• _Work to be completed_
Looking at the data below, count the lines that contain the string "المحلى". Write only the total.

[Stored entries]
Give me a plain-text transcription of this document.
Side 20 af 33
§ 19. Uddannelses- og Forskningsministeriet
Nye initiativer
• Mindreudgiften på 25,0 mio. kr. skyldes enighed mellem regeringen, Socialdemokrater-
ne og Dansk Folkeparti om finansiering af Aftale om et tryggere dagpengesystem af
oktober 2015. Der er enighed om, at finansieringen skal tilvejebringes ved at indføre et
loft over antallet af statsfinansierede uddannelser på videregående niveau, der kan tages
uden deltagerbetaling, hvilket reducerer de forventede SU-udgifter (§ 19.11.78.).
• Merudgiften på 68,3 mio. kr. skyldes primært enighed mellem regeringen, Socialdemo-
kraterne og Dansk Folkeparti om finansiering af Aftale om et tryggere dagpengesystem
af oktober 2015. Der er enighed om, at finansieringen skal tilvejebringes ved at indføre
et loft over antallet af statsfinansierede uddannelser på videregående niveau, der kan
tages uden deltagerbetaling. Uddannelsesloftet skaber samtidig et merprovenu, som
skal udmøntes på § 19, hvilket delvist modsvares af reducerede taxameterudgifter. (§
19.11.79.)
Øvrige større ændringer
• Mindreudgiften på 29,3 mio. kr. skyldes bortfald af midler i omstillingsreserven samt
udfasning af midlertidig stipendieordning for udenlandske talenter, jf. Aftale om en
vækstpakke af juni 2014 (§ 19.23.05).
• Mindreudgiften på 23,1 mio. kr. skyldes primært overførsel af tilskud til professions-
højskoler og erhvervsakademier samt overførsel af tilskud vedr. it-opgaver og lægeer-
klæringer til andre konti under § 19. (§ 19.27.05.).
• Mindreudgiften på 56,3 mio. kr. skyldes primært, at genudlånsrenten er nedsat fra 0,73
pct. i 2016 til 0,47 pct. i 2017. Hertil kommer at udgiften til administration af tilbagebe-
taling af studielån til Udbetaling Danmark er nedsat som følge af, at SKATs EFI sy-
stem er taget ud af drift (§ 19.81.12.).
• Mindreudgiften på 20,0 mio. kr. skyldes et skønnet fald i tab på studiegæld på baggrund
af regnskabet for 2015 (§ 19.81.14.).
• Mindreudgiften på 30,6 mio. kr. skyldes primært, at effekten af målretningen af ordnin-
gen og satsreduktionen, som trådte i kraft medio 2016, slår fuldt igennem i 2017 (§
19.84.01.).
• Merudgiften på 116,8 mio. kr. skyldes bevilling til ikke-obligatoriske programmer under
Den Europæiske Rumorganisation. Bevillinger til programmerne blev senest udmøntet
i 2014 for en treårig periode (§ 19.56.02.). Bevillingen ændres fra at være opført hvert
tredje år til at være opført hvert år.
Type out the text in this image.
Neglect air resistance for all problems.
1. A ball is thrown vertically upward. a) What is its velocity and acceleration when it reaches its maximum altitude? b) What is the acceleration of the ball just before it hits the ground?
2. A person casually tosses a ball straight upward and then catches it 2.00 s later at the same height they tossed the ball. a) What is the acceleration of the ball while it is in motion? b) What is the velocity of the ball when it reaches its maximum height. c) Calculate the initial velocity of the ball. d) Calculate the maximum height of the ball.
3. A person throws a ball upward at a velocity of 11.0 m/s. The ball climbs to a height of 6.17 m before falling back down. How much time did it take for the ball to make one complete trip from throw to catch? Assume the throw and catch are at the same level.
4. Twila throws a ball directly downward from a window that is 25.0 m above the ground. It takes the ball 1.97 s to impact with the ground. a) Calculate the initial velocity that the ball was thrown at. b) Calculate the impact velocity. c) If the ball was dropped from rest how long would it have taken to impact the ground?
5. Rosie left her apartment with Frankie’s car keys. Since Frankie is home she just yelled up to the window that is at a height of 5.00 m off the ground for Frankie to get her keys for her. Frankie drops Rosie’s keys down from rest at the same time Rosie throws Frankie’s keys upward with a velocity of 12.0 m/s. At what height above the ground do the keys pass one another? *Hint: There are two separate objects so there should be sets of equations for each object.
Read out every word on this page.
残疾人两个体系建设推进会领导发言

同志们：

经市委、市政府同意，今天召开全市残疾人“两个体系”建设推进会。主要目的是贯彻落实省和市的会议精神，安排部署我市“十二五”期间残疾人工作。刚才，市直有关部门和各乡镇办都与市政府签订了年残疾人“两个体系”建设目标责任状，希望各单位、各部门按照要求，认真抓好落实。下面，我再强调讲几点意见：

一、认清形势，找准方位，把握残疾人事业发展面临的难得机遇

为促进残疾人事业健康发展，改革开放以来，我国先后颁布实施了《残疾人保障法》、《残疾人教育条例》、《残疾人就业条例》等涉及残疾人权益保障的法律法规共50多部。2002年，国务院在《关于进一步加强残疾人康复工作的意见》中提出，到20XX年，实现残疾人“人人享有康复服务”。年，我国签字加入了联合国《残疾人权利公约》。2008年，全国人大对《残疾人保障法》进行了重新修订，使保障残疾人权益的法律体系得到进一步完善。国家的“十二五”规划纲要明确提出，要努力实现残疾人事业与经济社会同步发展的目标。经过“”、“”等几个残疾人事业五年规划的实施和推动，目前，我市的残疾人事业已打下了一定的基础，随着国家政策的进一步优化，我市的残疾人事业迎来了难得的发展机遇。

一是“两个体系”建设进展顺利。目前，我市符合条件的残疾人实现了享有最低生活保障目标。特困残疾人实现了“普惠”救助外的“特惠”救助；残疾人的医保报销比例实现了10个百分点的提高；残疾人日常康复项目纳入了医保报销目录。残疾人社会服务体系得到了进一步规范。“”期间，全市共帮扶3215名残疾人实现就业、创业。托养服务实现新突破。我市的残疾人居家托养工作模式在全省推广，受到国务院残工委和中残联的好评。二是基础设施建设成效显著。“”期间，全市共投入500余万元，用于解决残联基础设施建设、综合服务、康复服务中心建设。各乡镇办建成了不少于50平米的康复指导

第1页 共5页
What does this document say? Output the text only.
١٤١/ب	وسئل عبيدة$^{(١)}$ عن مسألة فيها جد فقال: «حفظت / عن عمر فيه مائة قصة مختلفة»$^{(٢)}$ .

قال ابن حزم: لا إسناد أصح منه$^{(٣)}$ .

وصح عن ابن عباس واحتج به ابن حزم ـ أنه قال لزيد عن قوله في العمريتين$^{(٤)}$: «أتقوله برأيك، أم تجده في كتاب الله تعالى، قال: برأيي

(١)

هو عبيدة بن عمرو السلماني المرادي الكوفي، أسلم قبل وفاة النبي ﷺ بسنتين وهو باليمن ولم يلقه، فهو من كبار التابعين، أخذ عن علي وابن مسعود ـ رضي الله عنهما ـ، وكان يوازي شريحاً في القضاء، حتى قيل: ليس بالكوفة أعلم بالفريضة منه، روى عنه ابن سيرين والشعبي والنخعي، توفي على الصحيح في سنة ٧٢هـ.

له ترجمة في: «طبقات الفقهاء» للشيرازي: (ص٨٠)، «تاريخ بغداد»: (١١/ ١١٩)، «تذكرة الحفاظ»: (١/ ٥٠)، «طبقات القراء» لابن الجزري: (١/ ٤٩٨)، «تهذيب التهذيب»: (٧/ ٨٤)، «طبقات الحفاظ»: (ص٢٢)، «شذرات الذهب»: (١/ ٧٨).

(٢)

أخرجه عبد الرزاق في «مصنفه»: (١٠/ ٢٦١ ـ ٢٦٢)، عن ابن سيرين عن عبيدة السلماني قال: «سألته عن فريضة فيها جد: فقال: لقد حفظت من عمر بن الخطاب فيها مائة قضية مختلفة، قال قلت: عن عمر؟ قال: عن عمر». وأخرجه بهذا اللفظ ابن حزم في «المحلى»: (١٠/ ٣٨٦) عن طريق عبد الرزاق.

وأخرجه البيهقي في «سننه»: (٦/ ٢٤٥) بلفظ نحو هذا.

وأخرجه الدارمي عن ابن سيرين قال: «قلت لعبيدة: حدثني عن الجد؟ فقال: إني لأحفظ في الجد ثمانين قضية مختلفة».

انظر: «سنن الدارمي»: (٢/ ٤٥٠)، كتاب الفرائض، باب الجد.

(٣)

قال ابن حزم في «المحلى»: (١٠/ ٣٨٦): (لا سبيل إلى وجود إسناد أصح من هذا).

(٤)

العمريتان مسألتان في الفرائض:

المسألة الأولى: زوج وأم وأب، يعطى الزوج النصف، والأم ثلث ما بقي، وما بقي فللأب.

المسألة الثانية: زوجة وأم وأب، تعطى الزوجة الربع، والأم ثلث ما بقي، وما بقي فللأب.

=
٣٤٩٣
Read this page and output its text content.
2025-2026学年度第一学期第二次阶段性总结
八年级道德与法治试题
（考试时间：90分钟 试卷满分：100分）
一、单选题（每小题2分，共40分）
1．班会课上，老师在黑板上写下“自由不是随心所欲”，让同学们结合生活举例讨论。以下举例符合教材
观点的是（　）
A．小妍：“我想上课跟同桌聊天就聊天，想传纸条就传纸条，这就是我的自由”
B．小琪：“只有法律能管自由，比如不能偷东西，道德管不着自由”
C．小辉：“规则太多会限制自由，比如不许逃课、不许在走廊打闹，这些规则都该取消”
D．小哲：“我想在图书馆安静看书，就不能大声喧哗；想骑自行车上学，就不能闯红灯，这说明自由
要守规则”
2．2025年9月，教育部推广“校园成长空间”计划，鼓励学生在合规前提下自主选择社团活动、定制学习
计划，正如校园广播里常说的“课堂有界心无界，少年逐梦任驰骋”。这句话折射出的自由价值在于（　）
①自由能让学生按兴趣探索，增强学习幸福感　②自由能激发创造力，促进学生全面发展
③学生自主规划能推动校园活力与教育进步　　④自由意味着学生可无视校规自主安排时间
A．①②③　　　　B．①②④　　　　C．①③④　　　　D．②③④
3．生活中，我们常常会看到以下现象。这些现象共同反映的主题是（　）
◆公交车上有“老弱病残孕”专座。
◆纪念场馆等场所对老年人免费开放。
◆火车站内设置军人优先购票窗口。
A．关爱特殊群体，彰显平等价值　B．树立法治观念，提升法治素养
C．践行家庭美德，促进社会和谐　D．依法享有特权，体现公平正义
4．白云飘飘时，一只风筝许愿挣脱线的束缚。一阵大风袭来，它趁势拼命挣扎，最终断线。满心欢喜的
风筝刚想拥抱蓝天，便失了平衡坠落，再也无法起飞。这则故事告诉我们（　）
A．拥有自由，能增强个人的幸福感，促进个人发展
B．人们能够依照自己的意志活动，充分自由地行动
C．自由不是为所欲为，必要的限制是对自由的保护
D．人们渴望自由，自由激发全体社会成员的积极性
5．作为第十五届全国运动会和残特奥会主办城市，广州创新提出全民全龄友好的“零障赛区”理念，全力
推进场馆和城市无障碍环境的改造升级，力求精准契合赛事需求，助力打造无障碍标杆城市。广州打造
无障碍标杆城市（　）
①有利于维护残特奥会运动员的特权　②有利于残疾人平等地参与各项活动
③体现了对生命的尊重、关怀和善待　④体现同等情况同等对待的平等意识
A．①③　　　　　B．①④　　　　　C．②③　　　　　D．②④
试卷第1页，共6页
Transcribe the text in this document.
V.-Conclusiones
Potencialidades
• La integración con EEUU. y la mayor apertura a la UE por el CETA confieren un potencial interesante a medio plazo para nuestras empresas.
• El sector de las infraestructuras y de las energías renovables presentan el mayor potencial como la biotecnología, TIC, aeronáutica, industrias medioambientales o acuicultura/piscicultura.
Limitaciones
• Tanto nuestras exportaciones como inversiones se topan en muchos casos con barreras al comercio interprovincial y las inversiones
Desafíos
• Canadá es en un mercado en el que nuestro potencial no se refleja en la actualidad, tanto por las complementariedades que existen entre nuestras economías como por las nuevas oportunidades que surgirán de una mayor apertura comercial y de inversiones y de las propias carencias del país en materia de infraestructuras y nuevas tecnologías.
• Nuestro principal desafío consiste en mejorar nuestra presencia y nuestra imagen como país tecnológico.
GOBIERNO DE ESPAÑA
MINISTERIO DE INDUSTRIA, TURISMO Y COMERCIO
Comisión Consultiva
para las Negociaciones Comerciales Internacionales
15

• _Task response_
2